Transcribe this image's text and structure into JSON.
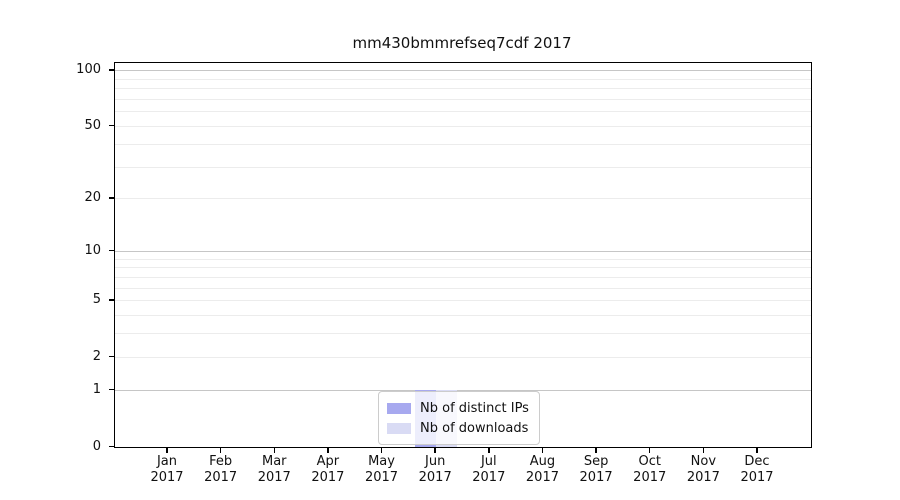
{
  "figure": {
    "background": "#ffffff"
  },
  "chart_data": {
    "type": "bar",
    "title": "mm430bmmrefseq7cdf 2017",
    "x_year": "2017",
    "categories": [
      "Jan",
      "Feb",
      "Mar",
      "Apr",
      "May",
      "Jun",
      "Jul",
      "Aug",
      "Sep",
      "Oct",
      "Nov",
      "Dec"
    ],
    "series": [
      {
        "name": "Nb of distinct IPs",
        "color": "#a7a9ef",
        "values": [
          0,
          0,
          0,
          0,
          0,
          1,
          0,
          0,
          0,
          0,
          0,
          0
        ]
      },
      {
        "name": "Nb of downloads",
        "color": "#d9dbf4",
        "values": [
          0,
          0,
          0,
          0,
          0,
          1,
          0,
          0,
          0,
          0,
          0,
          0
        ]
      }
    ],
    "y_ticks": [
      0,
      1,
      2,
      5,
      10,
      20,
      50,
      100
    ],
    "y_scale": "log10(1+y)",
    "ylim": [
      0,
      110
    ],
    "grid": {
      "major_values": [
        1,
        10,
        100
      ],
      "minor_values": [
        2,
        3,
        4,
        5,
        6,
        7,
        8,
        9,
        20,
        30,
        40,
        50,
        60,
        70,
        80,
        90
      ],
      "major_color": "#c6c6c6",
      "minor_color": "#ececec"
    },
    "legend": {
      "position": "lower center"
    }
  }
}
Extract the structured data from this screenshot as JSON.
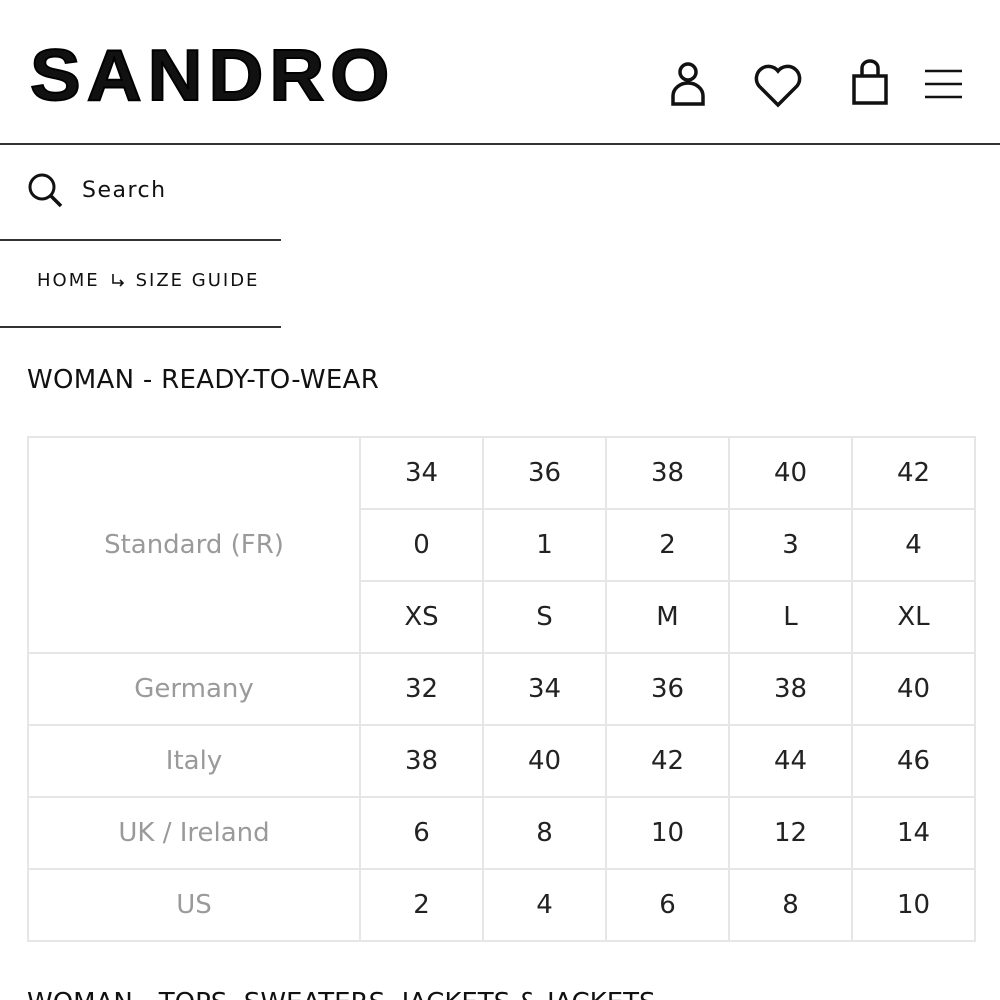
{
  "header": {
    "logo": "SANDRO"
  },
  "search": {
    "placeholder": "Search"
  },
  "breadcrumb": [
    "HOME",
    "SIZE GUIDE"
  ],
  "section_title": "WOMAN - READY-TO-WEAR",
  "table": {
    "standard": {
      "label": "Standard (FR)",
      "rows": [
        [
          34,
          36,
          38,
          40,
          42
        ],
        [
          0,
          1,
          2,
          3,
          4
        ],
        [
          "XS",
          "S",
          "M",
          "L",
          "XL"
        ]
      ]
    },
    "rows": [
      {
        "label": "Germany",
        "values": [
          32,
          34,
          36,
          38,
          40
        ]
      },
      {
        "label": "Italy",
        "values": [
          38,
          40,
          42,
          44,
          46
        ]
      },
      {
        "label": "UK / Ireland",
        "values": [
          6,
          8,
          10,
          12,
          14
        ]
      },
      {
        "label": "US",
        "values": [
          2,
          4,
          6,
          8,
          10
        ]
      }
    ]
  },
  "next_section_title": "WOMAN - TOPS, SWEATERS, JACKETS & JACKETS"
}
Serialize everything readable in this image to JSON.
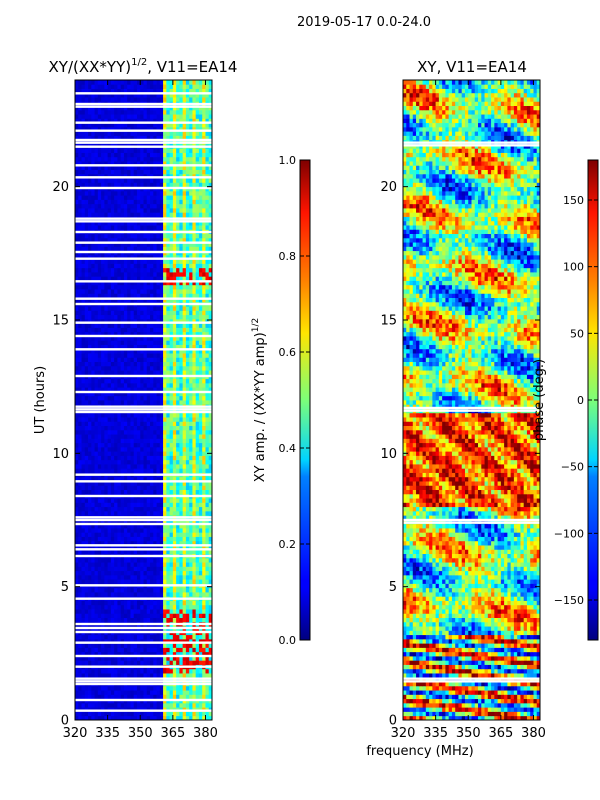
{
  "suptitle": "2019-05-17 0.0-24.0",
  "xlabel": "frequency (MHz)",
  "chart_data": [
    {
      "type": "heatmap",
      "id": "amp",
      "title": "XY/(XX*YY)^1/2, V11=EA14",
      "title_main": "XY/(XX*YY)",
      "title_sup": "1/2",
      "title_rest": ", V11=EA14",
      "xlabel": "",
      "ylabel": "UT (hours)",
      "xlim": [
        320,
        383
      ],
      "ylim": [
        0,
        24
      ],
      "xticks": [
        320,
        335,
        350,
        365,
        380
      ],
      "yticks": [
        0,
        5,
        10,
        15,
        20
      ],
      "colormap": "jet",
      "colorbar": {
        "label": "XY amp. / (XX*YY amp)^1/2",
        "label_main": "XY amp. / (XX*YY amp)",
        "label_sup": "1/2",
        "range": [
          0.0,
          1.0
        ],
        "ticks": [
          0.0,
          0.2,
          0.4,
          0.6,
          0.8,
          1.0
        ],
        "tick_labels": [
          "0.0",
          "0.2",
          "0.4",
          "0.6",
          "0.8",
          "1.0"
        ]
      },
      "blank_rows_hours": [
        0.35,
        0.75,
        1.35,
        1.45,
        1.55,
        2.0,
        2.4,
        2.9,
        3.3,
        3.45,
        3.6,
        4.55,
        5.05,
        6.15,
        6.4,
        6.55,
        7.35,
        7.5,
        7.6,
        8.4,
        8.95,
        9.2,
        11.55,
        11.65,
        11.75,
        12.3,
        12.9,
        13.9,
        14.4,
        14.9,
        15.6,
        15.8,
        16.45,
        17.3,
        17.55,
        17.9,
        18.3,
        18.7,
        18.8,
        19.95,
        20.35,
        20.8,
        21.5,
        21.65,
        21.75,
        22.1,
        22.4,
        23.0,
        23.1,
        23.5
      ],
      "active_band_mhz": [
        361,
        382
      ],
      "description_values": "background amplitude ~0.05-0.1 below 361 MHz; band 361-382 MHz shows 0.3-0.6 with strong peaks ~0.85 near 1.8-4.2 h and 16.5-17 h"
    },
    {
      "type": "heatmap",
      "id": "phase",
      "title": "XY, V11=EA14",
      "xlabel": "frequency (MHz)",
      "ylabel": "",
      "xlim": [
        320,
        383
      ],
      "ylim": [
        0,
        24
      ],
      "xticks": [
        320,
        335,
        350,
        365,
        380
      ],
      "yticks": [
        0,
        5,
        10,
        15,
        20
      ],
      "colormap": "jet",
      "colorbar": {
        "label": "phase (deg.)",
        "range": [
          -180,
          180
        ],
        "ticks": [
          -150,
          -100,
          -50,
          0,
          50,
          100,
          150
        ],
        "tick_labels": [
          "−150",
          "−100",
          "−50",
          "0",
          "50",
          "100",
          "150"
        ]
      },
      "blank_rows_hours": [
        1.45,
        1.55,
        7.4,
        7.5,
        11.6,
        11.7,
        21.55,
        21.65
      ],
      "description_values": "phase varies across full range -180..180 deg; mostly positive (red) 8-11.5 h, mixed elsewhere"
    }
  ]
}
....................
**Task to complete**:
Repeat the data exactly in full, omitting its pictures.

**Final answer**:
Transcribe this image's text and structure into JSON.
{
  "figure": {
    "background": "#ffffff"
  },
  "chart_data": {
    "type": "bar",
    "title": "mm430bmmrefseq7cdf 2017",
    "x_year": "2017",
    "categories": [
      "Jan",
      "Feb",
      "Mar",
      "Apr",
      "May",
      "Jun",
      "Jul",
      "Aug",
      "Sep",
      "Oct",
      "Nov",
      "Dec"
    ],
    "series": [
      {
        "name": "Nb of distinct IPs",
        "color": "#a7a9ef",
        "values": [
          0,
          0,
          0,
          0,
          0,
          1,
          0,
          0,
          0,
          0,
          0,
          0
        ]
      },
      {
        "name": "Nb of downloads",
        "color": "#d9dbf4",
        "values": [
          0,
          0,
          0,
          0,
          0,
          1,
          0,
          0,
          0,
          0,
          0,
          0
        ]
      }
    ],
    "y_ticks": [
      0,
      1,
      2,
      5,
      10,
      20,
      50,
      100
    ],
    "y_scale": "log10(1+y)",
    "ylim": [
      0,
      110
    ],
    "grid": {
      "major_values": [
        1,
        10,
        100
      ],
      "minor_values": [
        2,
        3,
        4,
        5,
        6,
        7,
        8,
        9,
        20,
        30,
        40,
        50,
        60,
        70,
        80,
        90
      ],
      "major_color": "#c6c6c6",
      "minor_color": "#ececec"
    },
    "legend": {
      "position": "lower center"
    }
  }
}
Extract the structured data from this screenshot as JSON.
{
  "header": {
    "logo": "SANDRO"
  },
  "search": {
    "placeholder": "Search"
  },
  "breadcrumb": [
    "HOME",
    "SIZE GUIDE"
  ],
  "section_title": "WOMAN - READY-TO-WEAR",
  "table": {
    "standard": {
      "label": "Standard (FR)",
      "rows": [
        [
          34,
          36,
          38,
          40,
          42
        ],
        [
          0,
          1,
          2,
          3,
          4
        ],
        [
          "XS",
          "S",
          "M",
          "L",
          "XL"
        ]
      ]
    },
    "rows": [
      {
        "label": "Germany",
        "values": [
          32,
          34,
          36,
          38,
          40
        ]
      },
      {
        "label": "Italy",
        "values": [
          38,
          40,
          42,
          44,
          46
        ]
      },
      {
        "label": "UK / Ireland",
        "values": [
          6,
          8,
          10,
          12,
          14
        ]
      },
      {
        "label": "US",
        "values": [
          2,
          4,
          6,
          8,
          10
        ]
      }
    ]
  },
  "next_section_title": "WOMAN - TOPS, SWEATERS, JACKETS & JACKETS"
}
Serialize everything readable in this image to JSON.
{
  "suptitle": "2019-05-17 0.0-24.0",
  "xlabel": "frequency (MHz)",
  "chart_data": [
    {
      "type": "heatmap",
      "id": "amp",
      "title": "XY/(XX*YY)^1/2, V11=EA14",
      "title_main": "XY/(XX*YY)",
      "title_sup": "1/2",
      "title_rest": ", V11=EA14",
      "xlabel": "",
      "ylabel": "UT (hours)",
      "xlim": [
        320,
        383
      ],
      "ylim": [
        0,
        24
      ],
      "xticks": [
        320,
        335,
        350,
        365,
        380
      ],
      "yticks": [
        0,
        5,
        10,
        15,
        20
      ],
      "colormap": "jet",
      "colorbar": {
        "label": "XY amp. / (XX*YY amp)^1/2",
        "label_main": "XY amp. / (XX*YY amp)",
        "label_sup": "1/2",
        "range": [
          0.0,
          1.0
        ],
        "ticks": [
          0.0,
          0.2,
          0.4,
          0.6,
          0.8,
          1.0
        ],
        "tick_labels": [
          "0.0",
          "0.2",
          "0.4",
          "0.6",
          "0.8",
          "1.0"
        ]
      },
      "blank_rows_hours": [
        0.35,
        0.75,
        1.35,
        1.45,
        1.55,
        2.0,
        2.4,
        2.9,
        3.3,
        3.45,
        3.6,
        4.55,
        5.05,
        6.15,
        6.4,
        6.55,
        7.35,
        7.5,
        7.6,
        8.4,
        8.95,
        9.2,
        11.55,
        11.65,
        11.75,
        12.3,
        12.9,
        13.9,
        14.4,
        14.9,
        15.6,
        15.8,
        16.45,
        17.3,
        17.55,
        17.9,
        18.3,
        18.7,
        18.8,
        19.95,
        20.35,
        20.8,
        21.5,
        21.65,
        21.75,
        22.1,
        22.4,
        23.0,
        23.1,
        23.5
      ],
      "active_band_mhz": [
        361,
        382
      ],
      "description_values": "background amplitude ~0.05-0.1 below 361 MHz; band 361-382 MHz shows 0.3-0.6 with strong peaks ~0.85 near 1.8-4.2 h and 16.5-17 h"
    },
    {
      "type": "heatmap",
      "id": "phase",
      "title": "XY, V11=EA14",
      "xlabel": "frequency (MHz)",
      "ylabel": "",
      "xlim": [
        320,
        383
      ],
      "ylim": [
        0,
        24
      ],
      "xticks": [
        320,
        335,
        350,
        365,
        380
      ],
      "yticks": [
        0,
        5,
        10,
        15,
        20
      ],
      "colormap": "jet",
      "colorbar": {
        "label": "phase (deg.)",
        "range": [
          -180,
          180
        ],
        "ticks": [
          -150,
          -100,
          -50,
          0,
          50,
          100,
          150
        ],
        "tick_labels": [
          "−150",
          "−100",
          "−50",
          "0",
          "50",
          "100",
          "150"
        ]
      },
      "blank_rows_hours": [
        1.45,
        1.55,
        7.4,
        7.5,
        11.6,
        11.7,
        21.55,
        21.65
      ],
      "description_values": "phase varies across full range -180..180 deg; mostly positive (red) 8-11.5 h, mixed elsewhere"
    }
  ]
}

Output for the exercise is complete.